Stored data »

_ _ _ _ _

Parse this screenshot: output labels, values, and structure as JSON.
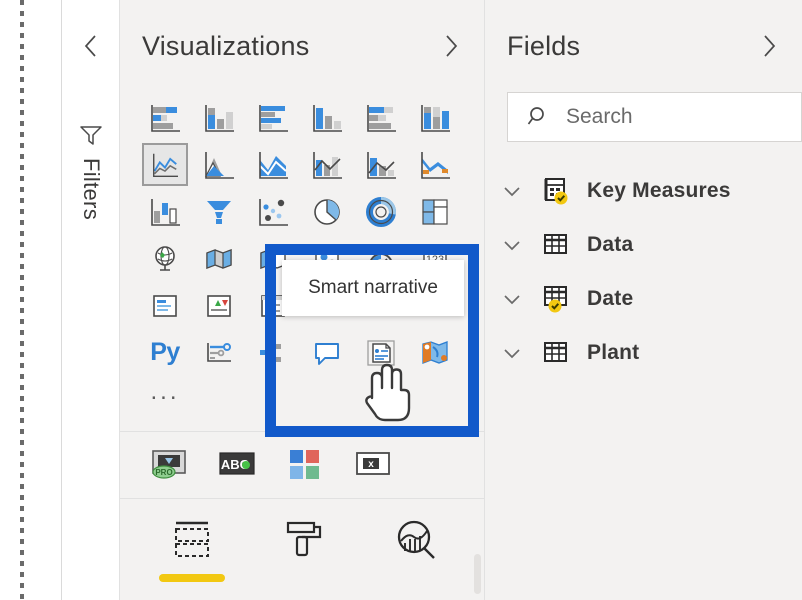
{
  "canvas": {
    "selection_edge": "dotted-vertical-line"
  },
  "filters_rail": {
    "collapse_icon": "chevron-left-icon",
    "filter_icon": "funnel-icon",
    "label": "Filters"
  },
  "visualizations": {
    "title": "Visualizations",
    "expand_icon": "chevron-right-icon",
    "more_label": "...",
    "python_label": "Py",
    "icons": [
      {
        "name": "stacked-bar-chart",
        "selected": false
      },
      {
        "name": "stacked-column-chart",
        "selected": false
      },
      {
        "name": "clustered-bar-chart",
        "selected": false
      },
      {
        "name": "clustered-column-chart",
        "selected": false
      },
      {
        "name": "hundred-percent-stacked-bar-chart",
        "selected": false
      },
      {
        "name": "hundred-percent-stacked-column-chart",
        "selected": false
      },
      {
        "name": "line-chart",
        "selected": true
      },
      {
        "name": "area-chart",
        "selected": false
      },
      {
        "name": "stacked-area-chart",
        "selected": false
      },
      {
        "name": "line-and-stacked-column-chart",
        "selected": false
      },
      {
        "name": "line-and-clustered-column-chart",
        "selected": false
      },
      {
        "name": "ribbon-chart",
        "selected": false
      },
      {
        "name": "waterfall-chart",
        "selected": false
      },
      {
        "name": "funnel-chart",
        "selected": false
      },
      {
        "name": "scatter-chart",
        "selected": false
      },
      {
        "name": "pie-chart",
        "selected": false
      },
      {
        "name": "donut-chart",
        "selected": false
      },
      {
        "name": "treemap-chart",
        "selected": false
      },
      {
        "name": "map-globe",
        "selected": false
      },
      {
        "name": "filled-map",
        "selected": false
      },
      {
        "name": "shape-map",
        "selected": false
      },
      {
        "name": "azure-map",
        "selected": false
      },
      {
        "name": "gauge-chart",
        "selected": false
      },
      {
        "name": "card-visual",
        "selected": false
      },
      {
        "name": "multi-row-card",
        "selected": false
      },
      {
        "name": "kpi-visual",
        "selected": false
      },
      {
        "name": "slicer-visual",
        "selected": false
      },
      {
        "name": "table-visual",
        "selected": false
      },
      {
        "name": "matrix-visual",
        "selected": false
      },
      {
        "name": "r-script-visual",
        "selected": false
      },
      {
        "name": "python-visual",
        "selected": false
      },
      {
        "name": "key-influencers",
        "selected": false
      },
      {
        "name": "decomposition-tree",
        "selected": false
      },
      {
        "name": "qna-visual",
        "selected": false
      },
      {
        "name": "smart-narrative",
        "selected": false
      },
      {
        "name": "arcgis-map",
        "selected": false
      }
    ],
    "custom_visuals": [
      {
        "name": "pro-custom-visual"
      },
      {
        "name": "abc-text-custom-visual"
      },
      {
        "name": "color-tiles-custom-visual"
      },
      {
        "name": "image-custom-visual"
      }
    ],
    "tabs": [
      {
        "name": "fields",
        "icon": "dashed-table-icon",
        "active": true
      },
      {
        "name": "format",
        "icon": "paint-roller-icon",
        "active": false
      },
      {
        "name": "analytics",
        "icon": "magnifier-chart-icon",
        "active": false
      }
    ]
  },
  "tooltip": {
    "text": "Smart narrative",
    "target": "smart-narrative"
  },
  "highlight": {
    "color": "#1159ca",
    "annotates": "smart-narrative-icon"
  },
  "fields": {
    "title": "Fields",
    "expand_icon": "chevron-right-icon",
    "search": {
      "placeholder": "Search",
      "value": "",
      "icon": "search-icon"
    },
    "tables": [
      {
        "label": "Key Measures",
        "icon": "measure-table-icon",
        "badge": true,
        "expanded": false
      },
      {
        "label": "Data",
        "icon": "table-icon",
        "badge": false,
        "expanded": false
      },
      {
        "label": "Date",
        "icon": "table-icon",
        "badge": true,
        "expanded": false
      },
      {
        "label": "Plant",
        "icon": "table-icon",
        "badge": false,
        "expanded": false
      }
    ]
  },
  "cursor": {
    "type": "pointing-hand-cursor"
  }
}
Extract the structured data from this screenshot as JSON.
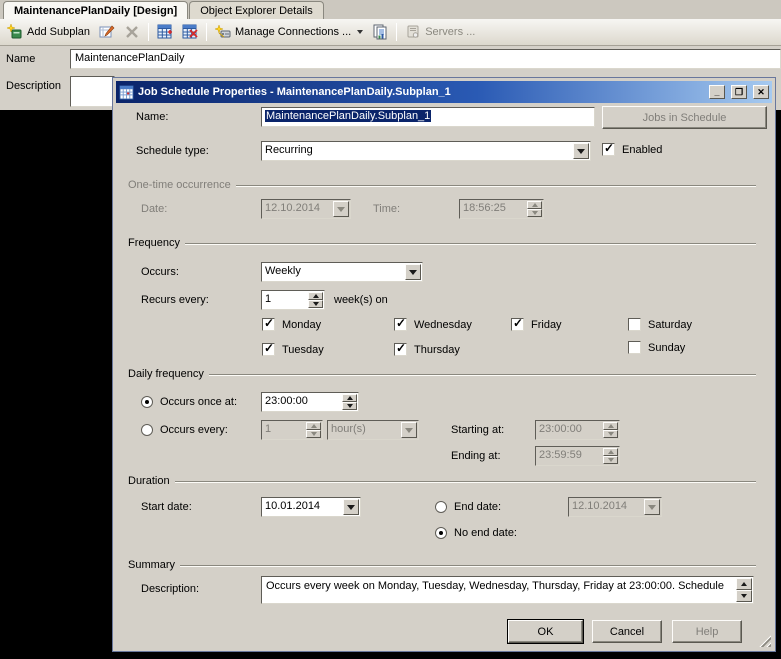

_ _ _ _ _

Problem to work on » Reproduce the whole listing exactly, but not the images in it.

Correct answer »
Parse this screenshot: output labels, values, and structure as JSON.
{
  "canvas": {
    "selection_edge": "dotted-vertical-line"
  },
  "filters_rail": {
    "collapse_icon": "chevron-left-icon",
    "filter_icon": "funnel-icon",
    "label": "Filters"
  },
  "visualizations": {
    "title": "Visualizations",
    "expand_icon": "chevron-right-icon",
    "more_label": "...",
    "python_label": "Py",
    "icons": [
      {
        "name": "stacked-bar-chart",
        "selected": false
      },
      {
        "name": "stacked-column-chart",
        "selected": false
      },
      {
        "name": "clustered-bar-chart",
        "selected": false
      },
      {
        "name": "clustered-column-chart",
        "selected": false
      },
      {
        "name": "hundred-percent-stacked-bar-chart",
        "selected": false
      },
      {
        "name": "hundred-percent-stacked-column-chart",
        "selected": false
      },
      {
        "name": "line-chart",
        "selected": true
      },
      {
        "name": "area-chart",
        "selected": false
      },
      {
        "name": "stacked-area-chart",
        "selected": false
      },
      {
        "name": "line-and-stacked-column-chart",
        "selected": false
      },
      {
        "name": "line-and-clustered-column-chart",
        "selected": false
      },
      {
        "name": "ribbon-chart",
        "selected": false
      },
      {
        "name": "waterfall-chart",
        "selected": false
      },
      {
        "name": "funnel-chart",
        "selected": false
      },
      {
        "name": "scatter-chart",
        "selected": false
      },
      {
        "name": "pie-chart",
        "selected": false
      },
      {
        "name": "donut-chart",
        "selected": false
      },
      {
        "name": "treemap-chart",
        "selected": false
      },
      {
        "name": "map-globe",
        "selected": false
      },
      {
        "name": "filled-map",
        "selected": false
      },
      {
        "name": "shape-map",
        "selected": false
      },
      {
        "name": "azure-map",
        "selected": false
      },
      {
        "name": "gauge-chart",
        "selected": false
      },
      {
        "name": "card-visual",
        "selected": false
      },
      {
        "name": "multi-row-card",
        "selected": false
      },
      {
        "name": "kpi-visual",
        "selected": false
      },
      {
        "name": "slicer-visual",
        "selected": false
      },
      {
        "name": "table-visual",
        "selected": false
      },
      {
        "name": "matrix-visual",
        "selected": false
      },
      {
        "name": "r-script-visual",
        "selected": false
      },
      {
        "name": "python-visual",
        "selected": false
      },
      {
        "name": "key-influencers",
        "selected": false
      },
      {
        "name": "decomposition-tree",
        "selected": false
      },
      {
        "name": "qna-visual",
        "selected": false
      },
      {
        "name": "smart-narrative",
        "selected": false
      },
      {
        "name": "arcgis-map",
        "selected": false
      }
    ],
    "custom_visuals": [
      {
        "name": "pro-custom-visual"
      },
      {
        "name": "abc-text-custom-visual"
      },
      {
        "name": "color-tiles-custom-visual"
      },
      {
        "name": "image-custom-visual"
      }
    ],
    "tabs": [
      {
        "name": "fields",
        "icon": "dashed-table-icon",
        "active": true
      },
      {
        "name": "format",
        "icon": "paint-roller-icon",
        "active": false
      },
      {
        "name": "analytics",
        "icon": "magnifier-chart-icon",
        "active": false
      }
    ]
  },
  "tooltip": {
    "text": "Smart narrative",
    "target": "smart-narrative"
  },
  "highlight": {
    "color": "#1159ca",
    "annotates": "smart-narrative-icon"
  },
  "fields": {
    "title": "Fields",
    "expand_icon": "chevron-right-icon",
    "search": {
      "placeholder": "Search",
      "value": "",
      "icon": "search-icon"
    },
    "tables": [
      {
        "label": "Key Measures",
        "icon": "measure-table-icon",
        "badge": true,
        "expanded": false
      },
      {
        "label": "Data",
        "icon": "table-icon",
        "badge": false,
        "expanded": false
      },
      {
        "label": "Date",
        "icon": "table-icon",
        "badge": true,
        "expanded": false
      },
      {
        "label": "Plant",
        "icon": "table-icon",
        "badge": false,
        "expanded": false
      }
    ]
  },
  "cursor": {
    "type": "pointing-hand-cursor"
  }
}
Extract the structured data from this screenshot as JSON.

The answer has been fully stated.